Texto de lectura
________________________

Son más de mil escalones crecidos de musgo y de tamaño desigual, después de varios minutos subiéndolos, el cansancio se apodera irremediablemente de mis piernas. Cada paso se hace más difícil pero sigo avanzando sabiendo que arriba está la recompensa.
Hasta que por fin, alcanzamos la primera terraza. Un empedrado plano empata a varios metros con una escalera más ancha. A medida que caminamos Eliceo nos enseña un ritual para pedirle permiso a la naturaleza e ingresar, nos canta canciones típicas de su cultura y nos habla de sus costumbres.
El origen del hombre, los puntos cardinales, las piedras, los animales, las montañas, todos son parte de las historias que se transmiten de generación en generación. Para mí, y para el que así lo quiera, no son solo historias, sino lecciones de vida.
Muros de piedra forman la base para planicies llamadas terrazas que en su tiempo soportaban las casas de los Tayronas. Vivían en ciudades constituidas de terrazas, casas de madera, adobe y techo de paja. Las casas han desaparecido con el trascurrir de los siglos, pero aún podemos observar las terrazas y sus acueductos y caminos. La arquitectura del paisaje es una prueba del avanzado nivel de desarrollo que tenían.
Luego de caminar tres días por la exuberante selva y el silencio absoluto, nuevamente me siento maravillada por la belleza de Colombia, por sus colores, por sus costumbres ancestrales. Nunca había estado por estos parajes pero me sentí a gusto de inmediato, como si hubiera estado buscando un lugar de estos en mis viajes anteriores, como si no hubiera entendido aún que para conocer la historia, para saber de dónde venimos y entender mejor muchos ciclos de la vida, debía saber más de nuestros antepasados.
Por eso, inmediatamente me sentí seducida por Wiwa Tour y la forma de sus guías en “saber” las cosas y transmitirlas en un lenguaje que incluso los extranjeros, pudieran entender.

________________________

Datos estructurados del análisis de páginas

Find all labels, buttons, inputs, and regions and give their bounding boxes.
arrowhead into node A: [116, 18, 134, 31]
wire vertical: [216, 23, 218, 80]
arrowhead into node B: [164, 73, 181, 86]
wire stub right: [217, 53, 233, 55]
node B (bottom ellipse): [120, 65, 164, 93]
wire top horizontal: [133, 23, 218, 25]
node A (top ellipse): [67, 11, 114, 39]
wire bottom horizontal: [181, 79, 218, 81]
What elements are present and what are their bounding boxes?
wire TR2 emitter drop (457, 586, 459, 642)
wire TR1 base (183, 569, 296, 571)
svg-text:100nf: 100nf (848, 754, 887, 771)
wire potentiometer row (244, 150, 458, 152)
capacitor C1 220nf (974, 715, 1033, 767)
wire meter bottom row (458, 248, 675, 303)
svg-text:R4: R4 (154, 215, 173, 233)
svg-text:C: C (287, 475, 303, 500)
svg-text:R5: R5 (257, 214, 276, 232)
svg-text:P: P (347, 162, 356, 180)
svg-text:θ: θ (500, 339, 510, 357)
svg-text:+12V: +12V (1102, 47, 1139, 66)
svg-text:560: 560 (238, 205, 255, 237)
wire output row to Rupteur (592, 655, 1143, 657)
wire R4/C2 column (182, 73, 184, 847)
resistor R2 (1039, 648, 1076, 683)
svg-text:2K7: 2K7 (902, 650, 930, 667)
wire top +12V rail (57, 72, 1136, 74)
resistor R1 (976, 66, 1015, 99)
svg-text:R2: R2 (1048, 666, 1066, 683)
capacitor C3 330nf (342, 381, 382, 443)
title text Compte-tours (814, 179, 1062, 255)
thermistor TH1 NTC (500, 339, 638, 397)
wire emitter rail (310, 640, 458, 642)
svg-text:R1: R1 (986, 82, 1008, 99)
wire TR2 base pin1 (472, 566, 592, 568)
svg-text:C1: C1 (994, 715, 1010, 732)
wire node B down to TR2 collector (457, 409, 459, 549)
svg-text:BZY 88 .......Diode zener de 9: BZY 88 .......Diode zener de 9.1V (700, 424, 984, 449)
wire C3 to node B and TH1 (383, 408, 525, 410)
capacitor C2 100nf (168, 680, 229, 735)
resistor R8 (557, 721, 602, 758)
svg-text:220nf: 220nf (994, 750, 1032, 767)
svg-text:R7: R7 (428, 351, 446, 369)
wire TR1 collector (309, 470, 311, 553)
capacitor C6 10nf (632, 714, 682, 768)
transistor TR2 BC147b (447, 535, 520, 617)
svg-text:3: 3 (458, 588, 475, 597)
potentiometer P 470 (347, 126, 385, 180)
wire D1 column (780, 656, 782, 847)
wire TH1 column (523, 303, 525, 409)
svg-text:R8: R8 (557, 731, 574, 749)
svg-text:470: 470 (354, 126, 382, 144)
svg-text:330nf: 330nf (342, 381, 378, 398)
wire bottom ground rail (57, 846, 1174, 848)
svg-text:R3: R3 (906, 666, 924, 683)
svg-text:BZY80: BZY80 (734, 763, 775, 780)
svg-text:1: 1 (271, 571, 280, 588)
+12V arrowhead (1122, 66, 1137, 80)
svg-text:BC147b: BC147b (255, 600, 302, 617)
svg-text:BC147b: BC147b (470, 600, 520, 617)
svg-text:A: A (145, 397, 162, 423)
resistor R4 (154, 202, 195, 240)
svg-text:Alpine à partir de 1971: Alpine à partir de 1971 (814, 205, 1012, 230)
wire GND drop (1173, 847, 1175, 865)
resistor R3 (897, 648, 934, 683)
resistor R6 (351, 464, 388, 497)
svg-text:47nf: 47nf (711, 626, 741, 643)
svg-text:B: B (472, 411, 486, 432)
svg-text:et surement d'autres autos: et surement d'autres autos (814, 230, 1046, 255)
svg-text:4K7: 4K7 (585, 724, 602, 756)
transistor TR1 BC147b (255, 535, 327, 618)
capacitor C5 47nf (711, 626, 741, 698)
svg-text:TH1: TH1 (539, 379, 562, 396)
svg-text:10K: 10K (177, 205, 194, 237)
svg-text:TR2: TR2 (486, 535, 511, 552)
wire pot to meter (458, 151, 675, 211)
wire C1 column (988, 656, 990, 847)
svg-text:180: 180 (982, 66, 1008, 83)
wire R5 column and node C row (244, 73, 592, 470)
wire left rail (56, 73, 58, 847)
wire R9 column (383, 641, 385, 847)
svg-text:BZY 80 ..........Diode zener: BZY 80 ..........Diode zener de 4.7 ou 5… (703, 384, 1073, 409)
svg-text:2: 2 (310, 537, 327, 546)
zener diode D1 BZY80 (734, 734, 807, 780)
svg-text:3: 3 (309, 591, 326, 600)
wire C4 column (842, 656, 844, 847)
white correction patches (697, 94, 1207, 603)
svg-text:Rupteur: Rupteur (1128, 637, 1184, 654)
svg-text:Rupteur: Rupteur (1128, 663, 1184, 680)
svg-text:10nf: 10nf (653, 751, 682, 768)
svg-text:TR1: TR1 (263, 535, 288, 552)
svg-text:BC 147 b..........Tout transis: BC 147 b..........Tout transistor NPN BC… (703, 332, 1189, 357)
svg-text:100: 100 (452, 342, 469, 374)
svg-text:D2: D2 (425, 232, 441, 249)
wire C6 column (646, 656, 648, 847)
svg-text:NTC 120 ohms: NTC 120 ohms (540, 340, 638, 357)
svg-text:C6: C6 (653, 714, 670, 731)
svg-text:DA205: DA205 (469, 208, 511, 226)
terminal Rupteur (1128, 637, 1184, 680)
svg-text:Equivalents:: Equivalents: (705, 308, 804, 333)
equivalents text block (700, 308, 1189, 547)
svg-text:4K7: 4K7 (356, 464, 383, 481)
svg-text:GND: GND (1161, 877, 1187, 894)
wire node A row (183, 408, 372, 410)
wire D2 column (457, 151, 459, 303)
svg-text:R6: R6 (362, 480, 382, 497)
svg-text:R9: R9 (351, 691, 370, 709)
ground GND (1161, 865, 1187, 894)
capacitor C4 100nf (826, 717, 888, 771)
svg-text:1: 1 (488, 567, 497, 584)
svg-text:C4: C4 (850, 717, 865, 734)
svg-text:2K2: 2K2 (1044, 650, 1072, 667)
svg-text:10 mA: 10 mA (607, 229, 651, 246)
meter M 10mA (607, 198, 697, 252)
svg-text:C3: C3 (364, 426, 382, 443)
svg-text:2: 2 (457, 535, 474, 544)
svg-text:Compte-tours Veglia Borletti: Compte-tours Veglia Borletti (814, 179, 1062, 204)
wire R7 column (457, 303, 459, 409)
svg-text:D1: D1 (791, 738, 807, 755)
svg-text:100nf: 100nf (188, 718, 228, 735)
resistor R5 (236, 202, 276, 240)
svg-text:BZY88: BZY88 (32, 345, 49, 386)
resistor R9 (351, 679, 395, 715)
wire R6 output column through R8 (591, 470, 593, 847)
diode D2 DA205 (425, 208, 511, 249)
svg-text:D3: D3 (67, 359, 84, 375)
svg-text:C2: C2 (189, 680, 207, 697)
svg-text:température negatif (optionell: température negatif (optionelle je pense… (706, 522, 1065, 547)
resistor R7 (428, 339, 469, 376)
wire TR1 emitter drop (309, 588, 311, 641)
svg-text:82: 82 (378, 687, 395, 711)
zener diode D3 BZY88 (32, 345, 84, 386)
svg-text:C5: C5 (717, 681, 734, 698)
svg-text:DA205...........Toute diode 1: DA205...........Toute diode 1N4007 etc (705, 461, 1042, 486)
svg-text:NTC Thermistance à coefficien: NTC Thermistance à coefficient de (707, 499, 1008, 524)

________________________

Completa lo siguiente
A - Reproduce tal cual el fragmento del relato sobre los Tayronas que empieza en las palabras "Son más de mil" y termina después de "está la recompensa.".
B - Según el relato sobre los Tayronas, ¿son ciertas estas afirmaciones? Responde sí o no a cada una y cita las palabras del relato que lo deciden. (i) Los escalones son más de mil. (ii) Las casas de los Tayronas eran de piedra. (iii) La caminata por la selva duró tres días.

Resultados del ejercicio
A -
Son más de mil escalones crecidos de musgo y de tamaño desigual, después de varios minutos subiéndolos, el cansancio se apodera irremediablemente de mis piernas. Cada paso se hace más difícil pero sigo avanzando sabiendo que arriba está la recompensa.

B -
(i) Sí: «Son más de mil escalones crecidos de musgo y de tamaño desigual».
(ii) No: «casas de madera, adobe y techo de paja».
(iii) Sí: «Luego de caminar tres días por la exuberante selva».